─── The records ───
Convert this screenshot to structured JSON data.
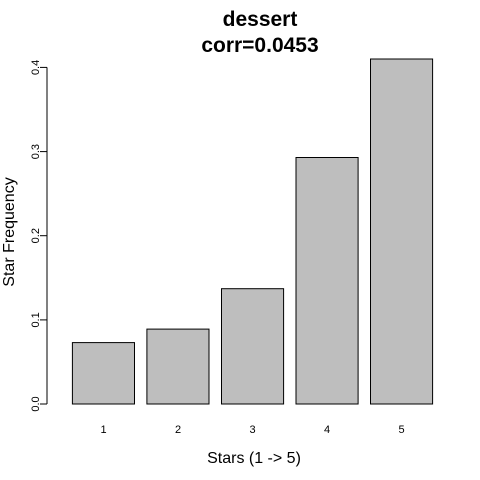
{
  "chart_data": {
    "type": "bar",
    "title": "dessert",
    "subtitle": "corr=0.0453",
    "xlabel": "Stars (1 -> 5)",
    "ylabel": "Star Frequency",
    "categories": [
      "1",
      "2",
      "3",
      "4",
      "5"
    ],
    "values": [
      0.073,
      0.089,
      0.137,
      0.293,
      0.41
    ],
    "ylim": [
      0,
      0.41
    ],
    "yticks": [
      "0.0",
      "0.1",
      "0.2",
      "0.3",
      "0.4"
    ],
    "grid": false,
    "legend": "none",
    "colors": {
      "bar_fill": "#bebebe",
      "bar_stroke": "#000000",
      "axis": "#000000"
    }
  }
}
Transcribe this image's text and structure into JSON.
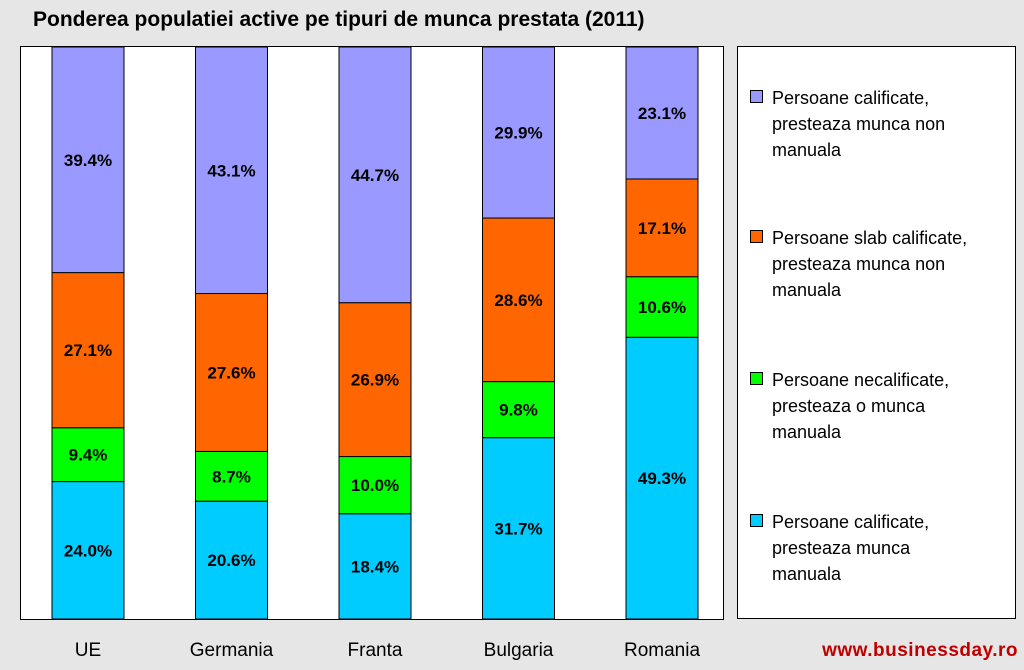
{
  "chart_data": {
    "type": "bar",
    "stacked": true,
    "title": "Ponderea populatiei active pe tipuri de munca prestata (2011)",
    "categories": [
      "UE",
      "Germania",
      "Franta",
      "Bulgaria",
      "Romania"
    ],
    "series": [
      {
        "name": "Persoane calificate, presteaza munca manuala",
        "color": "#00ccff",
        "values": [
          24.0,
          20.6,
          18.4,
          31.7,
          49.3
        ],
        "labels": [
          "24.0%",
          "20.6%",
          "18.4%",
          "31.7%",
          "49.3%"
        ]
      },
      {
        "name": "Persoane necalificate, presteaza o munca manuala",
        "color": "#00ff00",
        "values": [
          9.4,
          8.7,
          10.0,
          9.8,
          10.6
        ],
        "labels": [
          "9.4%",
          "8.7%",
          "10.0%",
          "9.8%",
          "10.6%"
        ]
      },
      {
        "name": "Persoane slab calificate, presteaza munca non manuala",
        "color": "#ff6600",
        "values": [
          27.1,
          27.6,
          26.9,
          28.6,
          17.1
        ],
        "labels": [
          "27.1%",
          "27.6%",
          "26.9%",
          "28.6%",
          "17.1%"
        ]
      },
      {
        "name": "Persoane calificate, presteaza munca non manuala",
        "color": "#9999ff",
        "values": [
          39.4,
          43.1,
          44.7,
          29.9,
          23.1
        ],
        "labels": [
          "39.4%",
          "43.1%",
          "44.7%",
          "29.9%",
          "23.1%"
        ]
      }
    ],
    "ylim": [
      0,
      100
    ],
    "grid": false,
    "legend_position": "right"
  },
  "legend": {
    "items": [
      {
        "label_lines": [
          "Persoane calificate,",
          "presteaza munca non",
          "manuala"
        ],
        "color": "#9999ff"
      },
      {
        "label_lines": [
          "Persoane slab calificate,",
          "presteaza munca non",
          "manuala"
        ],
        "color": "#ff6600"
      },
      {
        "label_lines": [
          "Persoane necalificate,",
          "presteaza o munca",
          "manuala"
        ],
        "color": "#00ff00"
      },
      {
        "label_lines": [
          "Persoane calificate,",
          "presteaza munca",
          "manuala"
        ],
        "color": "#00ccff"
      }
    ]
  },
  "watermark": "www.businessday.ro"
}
───
─── The records ───
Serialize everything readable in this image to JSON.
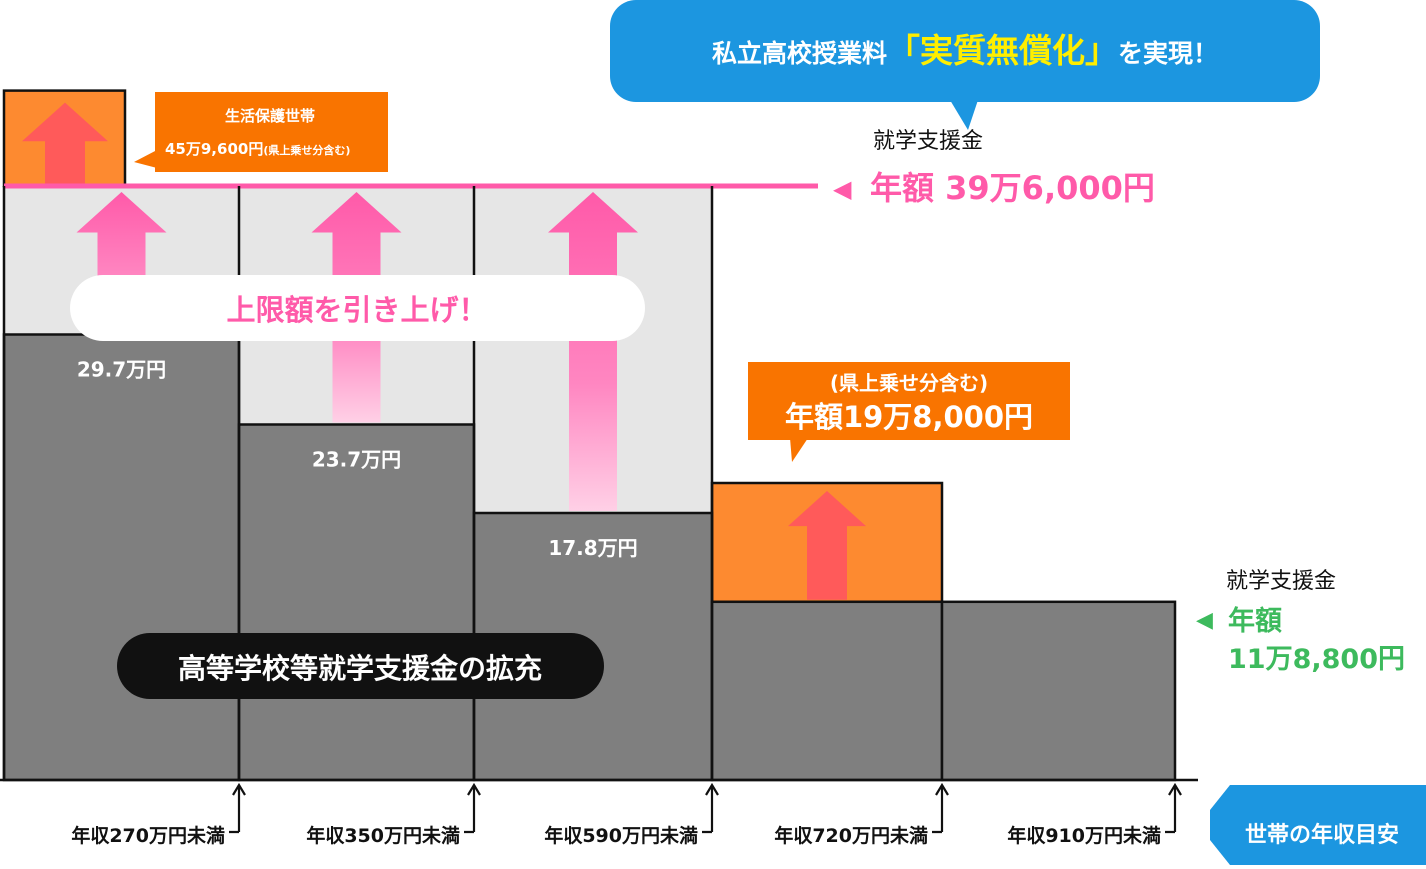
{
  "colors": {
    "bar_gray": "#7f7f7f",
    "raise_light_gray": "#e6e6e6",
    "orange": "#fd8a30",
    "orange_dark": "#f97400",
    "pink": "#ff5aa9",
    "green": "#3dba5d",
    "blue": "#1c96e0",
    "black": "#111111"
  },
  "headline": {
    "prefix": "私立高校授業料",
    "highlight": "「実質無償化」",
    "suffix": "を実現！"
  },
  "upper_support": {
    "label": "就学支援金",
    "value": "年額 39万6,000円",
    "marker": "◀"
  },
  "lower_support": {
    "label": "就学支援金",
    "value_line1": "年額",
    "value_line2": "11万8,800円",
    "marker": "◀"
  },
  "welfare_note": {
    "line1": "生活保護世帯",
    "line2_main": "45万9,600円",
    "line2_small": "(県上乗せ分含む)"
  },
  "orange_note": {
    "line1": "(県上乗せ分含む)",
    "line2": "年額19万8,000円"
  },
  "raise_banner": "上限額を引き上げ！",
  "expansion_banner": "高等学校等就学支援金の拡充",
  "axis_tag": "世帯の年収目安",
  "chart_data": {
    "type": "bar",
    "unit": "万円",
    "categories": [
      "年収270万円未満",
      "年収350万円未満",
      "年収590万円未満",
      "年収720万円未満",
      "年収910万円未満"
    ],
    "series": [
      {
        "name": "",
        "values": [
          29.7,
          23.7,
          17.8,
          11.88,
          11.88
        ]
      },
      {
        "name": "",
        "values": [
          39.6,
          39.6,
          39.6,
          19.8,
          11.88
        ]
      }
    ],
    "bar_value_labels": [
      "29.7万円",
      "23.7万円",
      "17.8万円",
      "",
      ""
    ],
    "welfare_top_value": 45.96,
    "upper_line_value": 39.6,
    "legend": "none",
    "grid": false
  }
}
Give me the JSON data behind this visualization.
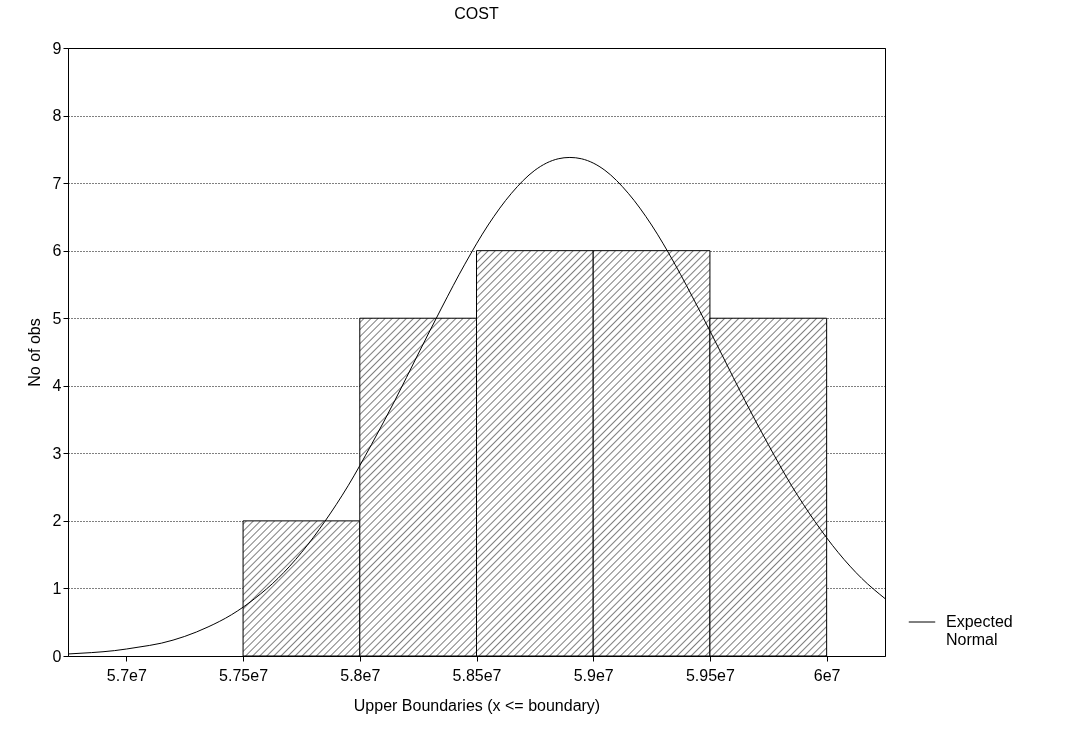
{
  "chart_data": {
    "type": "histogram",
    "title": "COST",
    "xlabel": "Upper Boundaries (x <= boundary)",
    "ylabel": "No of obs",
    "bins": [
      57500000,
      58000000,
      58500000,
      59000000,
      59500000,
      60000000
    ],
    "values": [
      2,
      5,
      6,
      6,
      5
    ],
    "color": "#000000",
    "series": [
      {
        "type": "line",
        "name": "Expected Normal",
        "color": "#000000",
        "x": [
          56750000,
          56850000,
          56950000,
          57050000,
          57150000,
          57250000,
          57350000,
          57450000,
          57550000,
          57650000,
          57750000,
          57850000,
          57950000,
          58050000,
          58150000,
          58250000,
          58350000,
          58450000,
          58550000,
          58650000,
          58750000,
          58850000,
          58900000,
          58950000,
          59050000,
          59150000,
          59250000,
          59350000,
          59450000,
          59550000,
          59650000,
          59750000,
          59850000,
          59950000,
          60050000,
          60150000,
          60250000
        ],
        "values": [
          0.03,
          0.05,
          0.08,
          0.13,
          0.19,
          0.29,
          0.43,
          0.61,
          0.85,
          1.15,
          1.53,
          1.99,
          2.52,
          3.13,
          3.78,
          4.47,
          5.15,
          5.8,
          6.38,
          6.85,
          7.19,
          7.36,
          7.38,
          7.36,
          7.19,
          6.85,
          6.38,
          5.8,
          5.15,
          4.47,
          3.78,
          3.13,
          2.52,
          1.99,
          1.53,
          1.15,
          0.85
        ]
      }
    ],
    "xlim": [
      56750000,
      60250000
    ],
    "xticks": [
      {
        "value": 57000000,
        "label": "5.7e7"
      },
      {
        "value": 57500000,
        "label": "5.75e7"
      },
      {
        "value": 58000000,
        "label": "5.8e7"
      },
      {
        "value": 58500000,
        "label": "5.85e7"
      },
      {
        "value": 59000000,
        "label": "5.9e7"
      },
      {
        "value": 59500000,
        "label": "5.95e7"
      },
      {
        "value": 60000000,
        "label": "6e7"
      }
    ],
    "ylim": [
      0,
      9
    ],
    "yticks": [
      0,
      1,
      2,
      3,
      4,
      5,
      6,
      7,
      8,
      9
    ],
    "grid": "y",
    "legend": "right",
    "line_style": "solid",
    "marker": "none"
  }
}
───
─── The records ───
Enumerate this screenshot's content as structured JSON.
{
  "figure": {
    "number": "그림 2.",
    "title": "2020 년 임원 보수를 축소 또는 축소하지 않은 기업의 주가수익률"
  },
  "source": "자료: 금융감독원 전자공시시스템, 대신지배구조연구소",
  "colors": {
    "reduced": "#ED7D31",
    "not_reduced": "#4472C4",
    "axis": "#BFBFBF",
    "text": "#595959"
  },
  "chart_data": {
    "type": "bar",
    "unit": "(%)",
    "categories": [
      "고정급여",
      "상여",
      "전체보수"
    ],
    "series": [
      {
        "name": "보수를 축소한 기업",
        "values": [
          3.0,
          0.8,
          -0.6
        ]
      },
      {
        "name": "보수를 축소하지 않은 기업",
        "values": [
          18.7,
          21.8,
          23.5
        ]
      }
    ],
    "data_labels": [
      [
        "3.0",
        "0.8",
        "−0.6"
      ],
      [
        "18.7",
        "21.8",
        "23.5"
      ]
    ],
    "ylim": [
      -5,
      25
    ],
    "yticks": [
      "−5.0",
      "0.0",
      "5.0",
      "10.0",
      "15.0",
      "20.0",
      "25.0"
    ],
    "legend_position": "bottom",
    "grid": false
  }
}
───
Short task:
Among the entries, how many lines include the word "Persoane"? Answer with a single number and nothing further.

Answer to the task:
8